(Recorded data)
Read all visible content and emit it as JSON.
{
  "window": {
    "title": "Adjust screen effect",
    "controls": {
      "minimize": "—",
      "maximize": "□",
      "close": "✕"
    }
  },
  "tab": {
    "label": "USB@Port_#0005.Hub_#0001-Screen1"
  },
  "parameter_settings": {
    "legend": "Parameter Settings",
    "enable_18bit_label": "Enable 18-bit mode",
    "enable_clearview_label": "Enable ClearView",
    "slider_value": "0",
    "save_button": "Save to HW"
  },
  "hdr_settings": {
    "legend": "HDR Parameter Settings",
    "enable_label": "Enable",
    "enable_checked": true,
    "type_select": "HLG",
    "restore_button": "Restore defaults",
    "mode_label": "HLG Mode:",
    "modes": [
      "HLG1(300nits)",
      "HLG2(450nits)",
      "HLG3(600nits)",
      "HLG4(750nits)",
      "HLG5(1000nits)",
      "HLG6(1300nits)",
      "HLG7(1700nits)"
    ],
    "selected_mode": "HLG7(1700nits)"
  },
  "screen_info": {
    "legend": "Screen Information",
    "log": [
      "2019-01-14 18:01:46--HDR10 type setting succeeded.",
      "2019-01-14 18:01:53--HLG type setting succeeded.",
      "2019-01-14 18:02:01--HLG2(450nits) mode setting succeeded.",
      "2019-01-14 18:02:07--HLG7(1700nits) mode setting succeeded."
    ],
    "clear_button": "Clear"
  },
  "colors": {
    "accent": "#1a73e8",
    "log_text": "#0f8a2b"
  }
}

**TO DO:**
Write the listing out again, exactly as shown above.

**REPLY:**
Read all visible content and emit it as JSON.
{
  "window": {
    "title": "Adjust screen effect",
    "controls": {
      "minimize": "—",
      "maximize": "□",
      "close": "✕"
    }
  },
  "tab": {
    "label": "USB@Port_#0005.Hub_#0001-Screen1"
  },
  "parameter_settings": {
    "legend": "Parameter Settings",
    "enable_18bit_label": "Enable 18-bit mode",
    "enable_clearview_label": "Enable ClearView",
    "slider_value": "0",
    "save_button": "Save to HW"
  },
  "hdr_settings": {
    "legend": "HDR Parameter Settings",
    "enable_label": "Enable",
    "enable_checked": true,
    "type_select": "HLG",
    "restore_button": "Restore defaults",
    "mode_label": "HLG Mode:",
    "modes": [
      "HLG1(300nits)",
      "HLG2(450nits)",
      "HLG3(600nits)",
      "HLG4(750nits)",
      "HLG5(1000nits)",
      "HLG6(1300nits)",
      "HLG7(1700nits)"
    ],
    "selected_mode": "HLG7(1700nits)"
  },
  "screen_info": {
    "legend": "Screen Information",
    "log": [
      "2019-01-14 18:01:46--HDR10 type setting succeeded.",
      "2019-01-14 18:01:53--HLG type setting succeeded.",
      "2019-01-14 18:02:01--HLG2(450nits) mode setting succeeded.",
      "2019-01-14 18:02:07--HLG7(1700nits) mode setting succeeded."
    ],
    "clear_button": "Clear"
  },
  "colors": {
    "accent": "#1a73e8",
    "log_text": "#0f8a2b"
  }
}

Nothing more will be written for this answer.